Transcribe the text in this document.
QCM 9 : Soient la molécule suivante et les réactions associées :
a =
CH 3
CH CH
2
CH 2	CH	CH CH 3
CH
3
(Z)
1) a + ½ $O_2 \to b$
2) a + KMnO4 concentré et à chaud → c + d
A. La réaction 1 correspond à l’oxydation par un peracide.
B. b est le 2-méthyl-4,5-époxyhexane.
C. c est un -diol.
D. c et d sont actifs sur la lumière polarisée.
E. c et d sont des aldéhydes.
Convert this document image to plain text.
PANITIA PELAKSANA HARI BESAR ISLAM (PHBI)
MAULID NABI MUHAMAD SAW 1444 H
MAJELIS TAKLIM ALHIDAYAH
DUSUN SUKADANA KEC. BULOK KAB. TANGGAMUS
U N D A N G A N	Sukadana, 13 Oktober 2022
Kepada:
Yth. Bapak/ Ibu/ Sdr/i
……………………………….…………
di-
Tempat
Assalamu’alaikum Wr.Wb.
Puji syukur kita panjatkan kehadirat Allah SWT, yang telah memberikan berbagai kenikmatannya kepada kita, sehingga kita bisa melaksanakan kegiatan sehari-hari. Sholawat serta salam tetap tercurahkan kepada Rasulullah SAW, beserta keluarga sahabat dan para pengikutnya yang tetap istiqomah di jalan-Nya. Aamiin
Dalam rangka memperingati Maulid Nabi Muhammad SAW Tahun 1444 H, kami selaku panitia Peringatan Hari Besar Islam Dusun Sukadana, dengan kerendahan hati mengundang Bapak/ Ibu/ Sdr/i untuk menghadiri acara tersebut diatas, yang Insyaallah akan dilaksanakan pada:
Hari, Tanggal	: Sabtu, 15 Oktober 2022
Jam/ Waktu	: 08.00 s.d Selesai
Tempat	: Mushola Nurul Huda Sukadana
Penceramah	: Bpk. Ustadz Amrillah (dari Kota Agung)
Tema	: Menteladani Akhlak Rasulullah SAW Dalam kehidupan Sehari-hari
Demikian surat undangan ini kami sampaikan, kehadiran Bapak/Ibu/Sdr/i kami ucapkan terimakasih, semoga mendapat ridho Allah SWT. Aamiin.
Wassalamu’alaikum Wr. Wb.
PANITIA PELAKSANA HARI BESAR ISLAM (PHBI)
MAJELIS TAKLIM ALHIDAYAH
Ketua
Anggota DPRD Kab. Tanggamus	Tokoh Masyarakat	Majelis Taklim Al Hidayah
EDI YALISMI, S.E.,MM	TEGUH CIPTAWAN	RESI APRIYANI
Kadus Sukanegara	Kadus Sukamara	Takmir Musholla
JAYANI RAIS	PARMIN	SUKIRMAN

○ ○ ○ ○ ○

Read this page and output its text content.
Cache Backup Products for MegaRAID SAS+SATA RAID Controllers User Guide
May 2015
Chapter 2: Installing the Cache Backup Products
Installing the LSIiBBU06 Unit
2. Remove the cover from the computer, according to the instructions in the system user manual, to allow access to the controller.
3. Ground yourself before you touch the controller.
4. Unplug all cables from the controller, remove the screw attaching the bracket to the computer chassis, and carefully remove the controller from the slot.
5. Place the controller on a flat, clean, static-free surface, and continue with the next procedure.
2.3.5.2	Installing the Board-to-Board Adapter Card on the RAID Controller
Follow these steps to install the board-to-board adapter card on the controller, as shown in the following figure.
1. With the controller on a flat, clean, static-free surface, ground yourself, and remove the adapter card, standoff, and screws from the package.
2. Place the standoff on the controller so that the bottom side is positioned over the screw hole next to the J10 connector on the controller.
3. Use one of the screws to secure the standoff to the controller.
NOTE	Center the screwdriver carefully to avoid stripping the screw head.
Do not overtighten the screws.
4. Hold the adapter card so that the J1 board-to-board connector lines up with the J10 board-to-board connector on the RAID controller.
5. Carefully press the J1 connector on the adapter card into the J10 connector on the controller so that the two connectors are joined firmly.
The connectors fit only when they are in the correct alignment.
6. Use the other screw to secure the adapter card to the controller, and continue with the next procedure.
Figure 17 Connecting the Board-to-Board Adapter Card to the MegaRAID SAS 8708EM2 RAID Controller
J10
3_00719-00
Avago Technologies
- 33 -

○ ○ ○ ○ ○

## [GOAL]
Check each line of the entries above, and show every one holding the word "yang".

## [WRITTEN RESPONSE]
Puji syukur kita panjatkan kehadirat Allah SWT, yang telah memberikan berbagai kenikmatannya kepada kita, sehingga kita bisa melaksanakan kegiatan sehari-hari. Sholawat serta salam tetap tercurahkan kepada Rasulullah SAW, beserta keluarga sahabat dan para pengikutnya yang tetap istiqomah di jalan-Nya. Aamiin
Dalam rangka memperingati Maulid Nabi Muhammad SAW Tahun 1444 H, kami selaku panitia Peringatan Hari Besar Islam Dusun Sukadana, dengan kerendahan hati mengundang Bapak/ Ibu/ Sdr/i untuk menghadiri acara tersebut diatas, yang Insyaallah akan dilaksanakan pada:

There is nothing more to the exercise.